LIST OF TASKS —
(A) Update the part of the literature-search passage starting with "The keywords used" and going on through "Romero & Ventura, 2020).", swapping "hyphen" for "dash".
(B) Carry the literature-search passage further, picking up right after its last sentence.

SOURCE —
● ● ●
We selected a list of keywords (Table 1) to reduce the possibility of reviewer bias. While doing preliminary searches, we found that only a few studies used the exact term LA intervention or intervention to identify the supporting acts for SRL. Instead, these acts were described using various terms or keywords when presented as a study’s experiment. Therefore, we decided to perform a broad search and include all records about LA and SRL. After the records were collected, they were checked manually for the evidence of an intervention since it is hard to find a reasonable keyword or combination of keywords that would ensure that all intervention related records would be captured. To reduce the author bias, we discussed the records in meetings to the unanimous opinions on which records to be included in the review.

The keywords used to find relevant research identified records focusing on SRL and learning analytics. There are two ways to write self-regulation (i.e., with or without a hyphen), and both ways were used to identify the records including this topic. “Self-regulat*” was used to include all papers that have the keyword “self-regulation”; “self-regulating”; “self-regulated”; “self-regulate”; “self-regulates”; and so forth. The term “self regulat*” was used to include variants of the previous terms written without a hyphen. For learning analytics, we decided to include “educational data mining” and “learning analytics” due to the close relationship between the two often overlapping concepts (see Romero & Ventura, 2020).

The inclusion criteria for the eligible record were the following:

We conducted comprehensive searches on Scopus (390 documents) and Web of Science (164 documents) in May 2022. Additionally, we used Google Scholar to search for records published by the Journal of Learning Analytics (142), the Journal of Educational Data Mining (35), and the International Conference on Educational Data Mining (22). The Journal of Learning Analytics, Journal of Educational Data Mining, and International Conference of Educational Data Mining are not fully indexed in the Scopus or Web of Science databases. Therefore, we checked these publication channels manually because they have been identified as having the most specific focus on LA and EDM (Romero & Ventura, 2020), and we expected to find studies focusing on the topic of the review.
● ● ●
DATA —
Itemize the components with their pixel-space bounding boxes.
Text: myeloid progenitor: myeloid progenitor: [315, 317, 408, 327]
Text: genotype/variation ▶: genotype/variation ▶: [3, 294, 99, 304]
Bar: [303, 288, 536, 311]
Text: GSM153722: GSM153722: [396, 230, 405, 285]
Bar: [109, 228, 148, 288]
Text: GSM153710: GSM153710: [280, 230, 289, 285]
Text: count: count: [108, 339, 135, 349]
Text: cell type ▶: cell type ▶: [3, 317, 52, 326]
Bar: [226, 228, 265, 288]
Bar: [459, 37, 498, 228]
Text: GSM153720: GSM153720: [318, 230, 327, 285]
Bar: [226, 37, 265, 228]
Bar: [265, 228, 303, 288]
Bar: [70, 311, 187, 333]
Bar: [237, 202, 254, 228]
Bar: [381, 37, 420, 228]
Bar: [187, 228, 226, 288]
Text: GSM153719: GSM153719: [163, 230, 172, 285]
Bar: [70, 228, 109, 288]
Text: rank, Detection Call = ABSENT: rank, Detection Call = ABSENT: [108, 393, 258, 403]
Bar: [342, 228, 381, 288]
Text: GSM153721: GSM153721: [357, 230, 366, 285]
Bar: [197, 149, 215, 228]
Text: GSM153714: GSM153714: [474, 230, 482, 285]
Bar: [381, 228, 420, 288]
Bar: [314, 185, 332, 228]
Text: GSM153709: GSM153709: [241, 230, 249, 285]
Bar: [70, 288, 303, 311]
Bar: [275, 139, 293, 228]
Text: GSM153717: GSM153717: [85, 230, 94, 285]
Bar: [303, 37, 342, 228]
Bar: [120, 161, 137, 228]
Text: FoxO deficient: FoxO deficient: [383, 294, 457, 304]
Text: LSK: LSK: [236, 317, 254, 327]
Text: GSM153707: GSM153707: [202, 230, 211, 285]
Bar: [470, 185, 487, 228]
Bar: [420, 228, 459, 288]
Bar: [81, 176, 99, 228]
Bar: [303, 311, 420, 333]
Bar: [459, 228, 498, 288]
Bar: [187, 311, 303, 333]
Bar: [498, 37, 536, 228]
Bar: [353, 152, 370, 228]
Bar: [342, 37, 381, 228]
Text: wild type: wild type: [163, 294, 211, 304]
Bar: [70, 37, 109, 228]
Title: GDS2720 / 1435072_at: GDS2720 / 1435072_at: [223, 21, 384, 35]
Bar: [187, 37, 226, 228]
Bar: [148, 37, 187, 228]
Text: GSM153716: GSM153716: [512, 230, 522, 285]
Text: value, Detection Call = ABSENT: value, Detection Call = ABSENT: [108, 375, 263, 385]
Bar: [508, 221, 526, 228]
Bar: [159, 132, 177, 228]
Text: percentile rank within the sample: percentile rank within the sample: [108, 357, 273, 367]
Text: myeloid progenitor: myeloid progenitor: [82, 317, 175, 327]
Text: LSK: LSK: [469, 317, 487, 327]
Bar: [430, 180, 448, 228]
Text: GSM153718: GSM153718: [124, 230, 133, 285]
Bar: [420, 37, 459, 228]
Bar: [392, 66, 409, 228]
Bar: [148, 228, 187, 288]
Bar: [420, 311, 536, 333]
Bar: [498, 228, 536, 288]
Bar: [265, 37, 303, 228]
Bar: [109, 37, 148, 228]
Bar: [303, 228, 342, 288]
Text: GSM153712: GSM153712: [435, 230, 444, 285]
● ● ●
TASK-BY-TASK ANSWERS —
(A)
The keywords used to find relevant research identified records focusing on SRL and learning analytics. There are two ways to write self-regulation (i.e., with or without a dash), and both ways were used to identify the records including this topic. “Self-regulat*” was used to include all papers that have the keyword “self-regulation”; “self-regulating”; “self-regulated”; “self-regulate”; “self-regulates”; and so forth. The term “self regulat*” was used to include variants of the previous terms written without a dash. For learning analytics, we decided to include “educational data mining” and “learning analytics” due to the close relationship between the two often overlapping concepts (see Romero & Ventura, 2020).

(B)
We carried out the selection strategy and the literature review process (Fig. 1) following the inclusion criteria. The records obtained from the search were reviewed in three phases. In every phase, authors had meetings to discuss the records to find the unanimous opinions of whether to include or exclude the records. The first phase of examination focused on the title and the abstract of the studies, and the first author of the current review excluded records not meeting the inclusion criteria based on these elements. In the second phase, the first author read the full texts. If a record did not include the three elements of the research question, it was excluded. There were 47 records left (see Appendix Table 7) after phase two. For the last phase, the first author examined each record in detail and recorded the information from their studies. The first and the second authors met repeatedly to agree on a coding scheme. Then the first author and the second author coded papers independently, followed by a meeting to reach an agreement regarding the disagreements and after consensus, the first author completed the coding. Coding was used to describe the details of the studies and enable mapping of the LA methods, the interventions applied, the phases of SRL that were focused on, the evaluation methods used to assess the outcome of LA interventions, and the impact of a study’s intervention methods on learning process or learning outcome. Table 2 shows the codification summary of the research questions.

We synthesised the results of previous studies to answer research questions and reported the findings. There are diverse LA methods that have been used to measure, collect, analyse, and report the data about learners to understand and optimise learning (Siemens, 2013). The categorisation of each record’s methods in this literature review followed the categories presented by Romero and Ventura (2020). They have suggested division of the methods into the following categories: causal mining (CM), clustering (C), discovery with models (DM), distillation of data for human judgement (DD), knowledge tracing (KT), non-negative matrix factorisation (NMF), outlier detection (OD), prediction (P), process mining (PM), recommendation (R), relationship mining (RM), statistics (S), social network analysis (SNA), text mining (TM), and visualisation (V). Almost all the methods of the records were identified and could be categorised using the definitions of Romero and Ventura. Two studies (Wise et al., 2014, 2016) applied methods that did not fit into these categories. Within these studies there are integrated analytics used to express learners the expected quantity, quality, and timing of discussions (Wise et al., 2014) and a conceptualization including LA as a part of SRL process (Wise et al., 2016). Therefore, we allocated these records into the category of other methods (O).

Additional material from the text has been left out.